#### RECORDS FOR PROCESSING
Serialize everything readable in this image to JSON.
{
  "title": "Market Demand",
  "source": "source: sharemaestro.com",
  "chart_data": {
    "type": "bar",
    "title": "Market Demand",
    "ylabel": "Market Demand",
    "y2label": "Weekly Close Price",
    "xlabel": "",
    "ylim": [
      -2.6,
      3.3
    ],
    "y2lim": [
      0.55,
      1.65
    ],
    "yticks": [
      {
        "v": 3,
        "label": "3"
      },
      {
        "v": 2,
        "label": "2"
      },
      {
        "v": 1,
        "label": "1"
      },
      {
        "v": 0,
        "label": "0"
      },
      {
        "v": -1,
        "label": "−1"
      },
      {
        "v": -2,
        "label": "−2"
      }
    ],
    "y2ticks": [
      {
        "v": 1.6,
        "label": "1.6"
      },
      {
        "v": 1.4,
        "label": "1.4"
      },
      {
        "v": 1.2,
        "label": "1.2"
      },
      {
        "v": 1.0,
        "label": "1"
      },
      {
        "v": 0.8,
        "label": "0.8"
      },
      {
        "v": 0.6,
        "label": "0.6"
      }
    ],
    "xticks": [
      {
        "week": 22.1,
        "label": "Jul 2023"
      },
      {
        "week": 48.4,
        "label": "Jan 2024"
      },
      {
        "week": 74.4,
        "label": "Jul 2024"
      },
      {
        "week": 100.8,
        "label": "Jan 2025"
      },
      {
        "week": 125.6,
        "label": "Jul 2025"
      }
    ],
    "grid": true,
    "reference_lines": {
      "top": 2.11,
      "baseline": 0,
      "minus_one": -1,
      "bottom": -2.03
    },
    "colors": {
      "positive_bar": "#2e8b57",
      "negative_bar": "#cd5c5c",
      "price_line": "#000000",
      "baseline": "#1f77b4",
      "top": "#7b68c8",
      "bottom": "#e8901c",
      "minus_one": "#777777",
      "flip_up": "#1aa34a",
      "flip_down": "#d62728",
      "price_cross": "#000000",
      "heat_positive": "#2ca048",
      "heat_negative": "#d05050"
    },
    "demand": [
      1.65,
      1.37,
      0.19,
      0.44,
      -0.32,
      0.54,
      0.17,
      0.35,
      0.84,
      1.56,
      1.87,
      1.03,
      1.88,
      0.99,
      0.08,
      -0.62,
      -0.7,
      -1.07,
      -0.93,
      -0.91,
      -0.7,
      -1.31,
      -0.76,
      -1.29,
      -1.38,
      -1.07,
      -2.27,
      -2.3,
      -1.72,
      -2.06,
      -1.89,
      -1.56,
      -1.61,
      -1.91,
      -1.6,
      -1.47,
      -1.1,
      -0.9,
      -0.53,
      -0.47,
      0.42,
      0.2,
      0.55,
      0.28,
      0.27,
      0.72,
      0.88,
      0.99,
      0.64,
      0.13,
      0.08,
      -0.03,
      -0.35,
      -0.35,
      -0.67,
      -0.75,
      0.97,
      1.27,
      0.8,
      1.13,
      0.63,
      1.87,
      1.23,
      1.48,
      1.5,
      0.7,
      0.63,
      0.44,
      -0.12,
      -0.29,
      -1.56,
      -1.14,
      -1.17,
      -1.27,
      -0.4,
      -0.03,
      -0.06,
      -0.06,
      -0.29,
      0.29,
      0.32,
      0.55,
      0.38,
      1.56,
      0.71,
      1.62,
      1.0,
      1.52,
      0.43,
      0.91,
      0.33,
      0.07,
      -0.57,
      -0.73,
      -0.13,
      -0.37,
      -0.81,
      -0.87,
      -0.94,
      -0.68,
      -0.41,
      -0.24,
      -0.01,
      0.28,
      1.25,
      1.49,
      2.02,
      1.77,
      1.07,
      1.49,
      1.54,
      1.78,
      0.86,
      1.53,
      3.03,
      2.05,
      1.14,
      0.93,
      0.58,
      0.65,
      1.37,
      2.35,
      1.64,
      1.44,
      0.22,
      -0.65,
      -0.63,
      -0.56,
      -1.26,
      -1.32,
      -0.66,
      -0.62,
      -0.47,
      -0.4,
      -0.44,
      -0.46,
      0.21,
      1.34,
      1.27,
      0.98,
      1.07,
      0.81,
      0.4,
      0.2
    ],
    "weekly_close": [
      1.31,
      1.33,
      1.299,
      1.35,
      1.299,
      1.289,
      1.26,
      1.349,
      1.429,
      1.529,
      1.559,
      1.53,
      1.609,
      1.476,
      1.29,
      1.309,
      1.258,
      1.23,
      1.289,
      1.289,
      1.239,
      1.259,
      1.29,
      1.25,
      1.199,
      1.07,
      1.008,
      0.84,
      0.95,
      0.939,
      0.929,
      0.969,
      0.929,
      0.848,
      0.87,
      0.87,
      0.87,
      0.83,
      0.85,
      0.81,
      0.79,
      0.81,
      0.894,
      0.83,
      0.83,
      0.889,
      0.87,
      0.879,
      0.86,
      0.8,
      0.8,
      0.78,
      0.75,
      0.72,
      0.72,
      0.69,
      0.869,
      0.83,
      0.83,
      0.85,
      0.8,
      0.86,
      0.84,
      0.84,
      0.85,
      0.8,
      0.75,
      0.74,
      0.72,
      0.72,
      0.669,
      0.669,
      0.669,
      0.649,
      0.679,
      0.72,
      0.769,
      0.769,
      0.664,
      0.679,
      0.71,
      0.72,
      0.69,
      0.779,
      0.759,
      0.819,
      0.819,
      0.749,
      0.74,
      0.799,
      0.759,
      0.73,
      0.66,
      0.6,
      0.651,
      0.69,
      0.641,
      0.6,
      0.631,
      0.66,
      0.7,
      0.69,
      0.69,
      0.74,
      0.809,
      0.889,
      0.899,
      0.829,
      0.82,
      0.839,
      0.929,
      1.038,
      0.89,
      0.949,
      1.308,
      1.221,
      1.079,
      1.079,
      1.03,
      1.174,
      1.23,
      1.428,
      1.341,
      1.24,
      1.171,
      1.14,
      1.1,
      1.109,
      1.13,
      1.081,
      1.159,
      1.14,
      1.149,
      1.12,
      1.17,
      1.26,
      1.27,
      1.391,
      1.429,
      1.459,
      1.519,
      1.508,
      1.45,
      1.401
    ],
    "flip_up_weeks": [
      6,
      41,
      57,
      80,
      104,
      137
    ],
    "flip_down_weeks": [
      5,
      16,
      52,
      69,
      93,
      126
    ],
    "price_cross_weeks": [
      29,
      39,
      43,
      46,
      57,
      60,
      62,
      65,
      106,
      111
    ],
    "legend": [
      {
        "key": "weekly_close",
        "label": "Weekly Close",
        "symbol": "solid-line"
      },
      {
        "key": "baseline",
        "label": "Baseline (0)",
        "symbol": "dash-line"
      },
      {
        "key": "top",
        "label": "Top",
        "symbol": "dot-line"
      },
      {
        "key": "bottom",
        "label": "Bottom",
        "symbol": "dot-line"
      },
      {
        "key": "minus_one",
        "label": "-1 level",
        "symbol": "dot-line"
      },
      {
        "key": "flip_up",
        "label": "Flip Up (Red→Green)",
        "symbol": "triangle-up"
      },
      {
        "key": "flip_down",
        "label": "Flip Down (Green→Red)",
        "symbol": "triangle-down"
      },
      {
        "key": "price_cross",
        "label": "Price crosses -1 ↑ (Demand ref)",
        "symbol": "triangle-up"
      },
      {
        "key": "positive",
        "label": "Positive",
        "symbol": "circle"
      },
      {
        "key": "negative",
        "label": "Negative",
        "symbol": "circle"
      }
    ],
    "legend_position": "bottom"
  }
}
########
_OBJECTIVE:_ Write out every line of the listing that holds the word "title".

_FULL ANSWER:_
  "title": "Market Demand",
    "title": "Market Demand",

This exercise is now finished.